• _Excerpted data_
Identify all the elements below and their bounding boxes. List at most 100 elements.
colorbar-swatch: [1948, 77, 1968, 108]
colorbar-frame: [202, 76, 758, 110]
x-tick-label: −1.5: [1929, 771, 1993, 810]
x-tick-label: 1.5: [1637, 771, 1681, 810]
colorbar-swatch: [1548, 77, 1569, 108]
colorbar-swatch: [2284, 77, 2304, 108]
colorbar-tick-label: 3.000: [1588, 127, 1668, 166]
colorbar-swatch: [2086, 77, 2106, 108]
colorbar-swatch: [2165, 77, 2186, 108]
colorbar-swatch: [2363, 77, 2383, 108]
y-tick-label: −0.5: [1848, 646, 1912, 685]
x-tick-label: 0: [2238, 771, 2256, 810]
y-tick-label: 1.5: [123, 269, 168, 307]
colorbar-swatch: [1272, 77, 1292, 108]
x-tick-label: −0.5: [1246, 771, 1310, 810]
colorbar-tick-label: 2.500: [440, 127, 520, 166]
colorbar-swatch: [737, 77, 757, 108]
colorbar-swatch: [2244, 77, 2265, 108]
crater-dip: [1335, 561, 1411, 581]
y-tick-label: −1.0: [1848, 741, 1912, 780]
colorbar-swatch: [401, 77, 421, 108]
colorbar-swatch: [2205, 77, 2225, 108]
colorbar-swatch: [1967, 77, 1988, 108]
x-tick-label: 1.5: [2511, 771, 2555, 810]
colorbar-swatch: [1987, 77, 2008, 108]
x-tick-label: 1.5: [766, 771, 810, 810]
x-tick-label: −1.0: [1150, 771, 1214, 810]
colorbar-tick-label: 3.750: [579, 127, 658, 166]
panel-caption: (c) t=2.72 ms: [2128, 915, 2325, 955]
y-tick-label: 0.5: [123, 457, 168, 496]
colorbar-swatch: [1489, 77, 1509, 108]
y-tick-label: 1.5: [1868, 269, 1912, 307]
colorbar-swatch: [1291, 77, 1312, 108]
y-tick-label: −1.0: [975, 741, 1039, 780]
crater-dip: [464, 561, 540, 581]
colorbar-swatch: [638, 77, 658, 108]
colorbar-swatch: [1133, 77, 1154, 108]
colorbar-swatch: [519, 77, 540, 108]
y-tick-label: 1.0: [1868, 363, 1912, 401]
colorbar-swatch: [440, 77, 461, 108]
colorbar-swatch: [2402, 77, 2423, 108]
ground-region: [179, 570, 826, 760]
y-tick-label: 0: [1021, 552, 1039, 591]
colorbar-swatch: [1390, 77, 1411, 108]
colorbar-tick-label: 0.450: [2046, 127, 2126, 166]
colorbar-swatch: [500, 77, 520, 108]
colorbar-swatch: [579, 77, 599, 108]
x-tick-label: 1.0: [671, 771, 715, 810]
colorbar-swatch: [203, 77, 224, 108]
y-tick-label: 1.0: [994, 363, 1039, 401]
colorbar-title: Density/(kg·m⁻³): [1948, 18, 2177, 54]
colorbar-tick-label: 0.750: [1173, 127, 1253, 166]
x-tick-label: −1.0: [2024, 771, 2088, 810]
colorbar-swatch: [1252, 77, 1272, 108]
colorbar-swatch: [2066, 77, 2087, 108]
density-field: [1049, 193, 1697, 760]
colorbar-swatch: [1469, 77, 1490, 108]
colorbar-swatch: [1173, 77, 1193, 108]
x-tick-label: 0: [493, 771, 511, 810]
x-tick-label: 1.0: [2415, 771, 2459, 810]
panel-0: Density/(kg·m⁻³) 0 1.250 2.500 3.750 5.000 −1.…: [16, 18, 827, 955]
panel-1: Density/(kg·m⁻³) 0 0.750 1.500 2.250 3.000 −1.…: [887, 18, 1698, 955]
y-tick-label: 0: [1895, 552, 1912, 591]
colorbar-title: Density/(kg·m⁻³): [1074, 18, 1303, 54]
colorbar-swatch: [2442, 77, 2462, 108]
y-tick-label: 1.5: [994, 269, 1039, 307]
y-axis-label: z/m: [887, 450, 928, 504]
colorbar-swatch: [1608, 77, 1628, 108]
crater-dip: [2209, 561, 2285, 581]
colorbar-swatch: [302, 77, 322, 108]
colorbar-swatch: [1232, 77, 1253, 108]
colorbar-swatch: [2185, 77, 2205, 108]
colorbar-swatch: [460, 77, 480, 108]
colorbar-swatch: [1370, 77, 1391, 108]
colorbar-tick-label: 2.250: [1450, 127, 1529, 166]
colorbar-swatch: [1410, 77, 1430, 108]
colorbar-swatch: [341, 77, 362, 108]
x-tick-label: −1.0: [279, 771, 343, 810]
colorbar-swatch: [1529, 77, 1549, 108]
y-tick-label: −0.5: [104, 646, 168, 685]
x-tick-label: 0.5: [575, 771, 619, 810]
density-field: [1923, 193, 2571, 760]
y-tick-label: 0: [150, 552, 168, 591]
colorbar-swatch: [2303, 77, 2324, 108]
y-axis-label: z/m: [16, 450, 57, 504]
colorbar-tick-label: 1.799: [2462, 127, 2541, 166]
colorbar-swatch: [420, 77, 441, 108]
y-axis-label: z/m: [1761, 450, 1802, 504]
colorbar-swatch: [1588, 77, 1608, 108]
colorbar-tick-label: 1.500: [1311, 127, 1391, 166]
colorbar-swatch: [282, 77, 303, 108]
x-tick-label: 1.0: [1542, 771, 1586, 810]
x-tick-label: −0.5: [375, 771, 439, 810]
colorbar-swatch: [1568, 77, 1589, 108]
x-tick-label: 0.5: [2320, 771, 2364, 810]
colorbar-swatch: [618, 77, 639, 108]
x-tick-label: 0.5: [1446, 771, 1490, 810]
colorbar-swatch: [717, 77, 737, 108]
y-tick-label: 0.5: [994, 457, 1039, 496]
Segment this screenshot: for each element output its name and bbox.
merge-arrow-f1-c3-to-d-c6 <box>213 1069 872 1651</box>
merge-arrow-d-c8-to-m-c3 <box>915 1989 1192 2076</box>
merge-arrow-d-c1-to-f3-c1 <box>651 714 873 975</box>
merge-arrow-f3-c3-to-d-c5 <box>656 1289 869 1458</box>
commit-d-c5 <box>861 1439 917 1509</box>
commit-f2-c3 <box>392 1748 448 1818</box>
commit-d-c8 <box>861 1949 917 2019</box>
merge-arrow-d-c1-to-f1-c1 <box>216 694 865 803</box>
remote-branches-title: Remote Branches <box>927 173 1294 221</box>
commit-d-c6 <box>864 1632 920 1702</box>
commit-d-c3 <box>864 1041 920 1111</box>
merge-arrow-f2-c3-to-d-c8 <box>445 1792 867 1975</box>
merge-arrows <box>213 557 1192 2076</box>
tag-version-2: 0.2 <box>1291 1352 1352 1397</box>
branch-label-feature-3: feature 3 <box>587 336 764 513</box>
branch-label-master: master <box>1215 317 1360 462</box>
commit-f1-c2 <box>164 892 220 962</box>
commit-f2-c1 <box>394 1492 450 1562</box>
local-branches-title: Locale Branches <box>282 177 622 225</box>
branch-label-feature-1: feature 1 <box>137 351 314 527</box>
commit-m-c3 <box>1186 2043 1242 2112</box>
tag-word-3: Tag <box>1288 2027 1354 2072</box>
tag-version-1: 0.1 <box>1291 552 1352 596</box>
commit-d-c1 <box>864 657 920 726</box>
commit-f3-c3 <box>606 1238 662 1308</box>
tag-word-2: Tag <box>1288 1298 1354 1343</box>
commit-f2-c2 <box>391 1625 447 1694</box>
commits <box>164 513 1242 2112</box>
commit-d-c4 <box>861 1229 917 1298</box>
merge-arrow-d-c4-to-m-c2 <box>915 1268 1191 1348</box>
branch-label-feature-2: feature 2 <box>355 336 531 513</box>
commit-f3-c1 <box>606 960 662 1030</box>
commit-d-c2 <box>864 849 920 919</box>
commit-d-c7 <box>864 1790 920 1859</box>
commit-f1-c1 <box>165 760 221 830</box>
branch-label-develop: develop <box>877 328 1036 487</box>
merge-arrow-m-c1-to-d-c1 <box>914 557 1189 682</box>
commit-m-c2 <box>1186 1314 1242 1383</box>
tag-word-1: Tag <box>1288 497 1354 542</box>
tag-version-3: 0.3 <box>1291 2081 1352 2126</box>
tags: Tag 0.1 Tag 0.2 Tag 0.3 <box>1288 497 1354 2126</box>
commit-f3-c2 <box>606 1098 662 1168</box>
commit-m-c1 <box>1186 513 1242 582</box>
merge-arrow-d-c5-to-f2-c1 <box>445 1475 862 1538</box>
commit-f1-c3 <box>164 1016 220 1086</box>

• _Objective_
Can you express the data as a JSON list of strings, one string per line with blank lines left out, starting at the first line and ending at the line that contains "colorbar-swatch: [1133, 77, 1154, 108]"?

• _Result of this exercise_
[
  "Identify all the elements below and their bounding boxes. List at most 100 elements.",
  "colorbar-swatch: [1948, 77, 1968, 108]",
  "colorbar-frame: [202, 76, 758, 110]",
  "x-tick-label: −1.5: [1929, 771, 1993, 810]",
  "x-tick-label: 1.5: [1637, 771, 1681, 810]",
  "colorbar-swatch: [1548, 77, 1569, 108]",
  "colorbar-swatch: [2284, 77, 2304, 108]",
  "colorbar-tick-label: 3.000: [1588, 127, 1668, 166]",
  "colorbar-swatch: [2086, 77, 2106, 108]",
  "colorbar-swatch: [2165, 77, 2186, 108]",
  "colorbar-swatch: [2363, 77, 2383, 108]",
  "y-tick-label: −0.5: [1848, 646, 1912, 685]",
  "x-tick-label: 0: [2238, 771, 2256, 810]",
  "y-tick-label: 1.5: [123, 269, 168, 307]",
  "colorbar-swatch: [1272, 77, 1292, 108]",
  "x-tick-label: −0.5: [1246, 771, 1310, 810]",
  "colorbar-tick-label: 2.500: [440, 127, 520, 166]",
  "colorbar-swatch: [737, 77, 757, 108]",
  "colorbar-swatch: [2244, 77, 2265, 108]",
  "crater-dip: [1335, 561, 1411, 581]",
  "y-tick-label: −1.0: [1848, 741, 1912, 780]",
  "colorbar-swatch: [401, 77, 421, 108]",
  "colorbar-swatch: [2205, 77, 2225, 108]",
  "colorbar-swatch: [1967, 77, 1988, 108]",
  "x-tick-label: 1.5: [2511, 771, 2555, 810]",
  "colorbar-swatch: [1987, 77, 2008, 108]",
  "x-tick-label: 1.5: [766, 771, 810, 810]",
  "x-tick-label: −1.0: [1150, 771, 1214, 810]",
  "colorbar-tick-label: 3.750: [579, 127, 658, 166]",
  "panel-caption: (c) t=2.72 ms: [2128, 915, 2325, 955]",
  "y-tick-label: 0.5: [123, 457, 168, 496]",
  "colorbar-swatch: [1489, 77, 1509, 108]",
  "y-tick-label: 1.5: [1868, 269, 1912, 307]",
  "colorbar-swatch: [1291, 77, 1312, 108]",
  "y-tick-label: −1.0: [975, 741, 1039, 780]",
  "crater-dip: [464, 561, 540, 581]",
  "colorbar-swatch: [638, 77, 658, 108]",
  "colorbar-swatch: [1133, 77, 1154, 108]"
]